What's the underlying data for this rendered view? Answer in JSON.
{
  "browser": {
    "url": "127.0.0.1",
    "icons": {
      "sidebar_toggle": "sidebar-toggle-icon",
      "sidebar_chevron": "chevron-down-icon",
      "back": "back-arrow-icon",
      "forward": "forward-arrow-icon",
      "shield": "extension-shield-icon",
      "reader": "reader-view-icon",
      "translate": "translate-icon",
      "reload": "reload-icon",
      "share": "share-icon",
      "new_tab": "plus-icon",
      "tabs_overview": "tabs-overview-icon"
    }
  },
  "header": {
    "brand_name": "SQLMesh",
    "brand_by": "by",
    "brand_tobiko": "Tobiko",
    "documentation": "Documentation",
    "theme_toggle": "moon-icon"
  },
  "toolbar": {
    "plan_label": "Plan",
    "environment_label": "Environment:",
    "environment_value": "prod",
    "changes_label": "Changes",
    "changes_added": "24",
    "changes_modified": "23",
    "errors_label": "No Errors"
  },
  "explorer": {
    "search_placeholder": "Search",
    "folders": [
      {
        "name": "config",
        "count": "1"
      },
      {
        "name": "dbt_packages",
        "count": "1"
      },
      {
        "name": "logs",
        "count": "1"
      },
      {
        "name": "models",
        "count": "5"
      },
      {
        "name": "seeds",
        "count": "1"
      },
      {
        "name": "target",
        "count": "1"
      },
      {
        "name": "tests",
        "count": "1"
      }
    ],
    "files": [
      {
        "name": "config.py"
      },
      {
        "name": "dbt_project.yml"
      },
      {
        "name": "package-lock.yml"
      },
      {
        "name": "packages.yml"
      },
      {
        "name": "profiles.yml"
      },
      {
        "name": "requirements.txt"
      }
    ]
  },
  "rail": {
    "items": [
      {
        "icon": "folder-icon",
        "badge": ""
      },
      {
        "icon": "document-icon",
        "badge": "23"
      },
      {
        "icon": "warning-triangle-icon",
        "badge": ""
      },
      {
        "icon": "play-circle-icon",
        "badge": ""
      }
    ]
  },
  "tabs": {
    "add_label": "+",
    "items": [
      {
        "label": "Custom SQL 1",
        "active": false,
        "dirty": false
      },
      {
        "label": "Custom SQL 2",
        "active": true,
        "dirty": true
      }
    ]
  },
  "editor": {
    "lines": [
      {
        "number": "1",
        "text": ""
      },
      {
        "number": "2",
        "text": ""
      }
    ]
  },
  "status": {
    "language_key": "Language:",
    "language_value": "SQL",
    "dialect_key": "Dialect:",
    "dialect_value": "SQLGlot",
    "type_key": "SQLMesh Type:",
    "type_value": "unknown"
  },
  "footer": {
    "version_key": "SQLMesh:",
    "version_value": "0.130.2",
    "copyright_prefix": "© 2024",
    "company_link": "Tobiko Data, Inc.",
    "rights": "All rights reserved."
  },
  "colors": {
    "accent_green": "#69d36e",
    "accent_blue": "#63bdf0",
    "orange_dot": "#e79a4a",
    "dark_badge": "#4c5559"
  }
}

*-*-*

**Written instruction:** Select every line where the word "Tobiko" occurs.

**Expected answer:**
    "brand_tobiko": "Tobiko",
    "company_link": "Tobiko Data, Inc.",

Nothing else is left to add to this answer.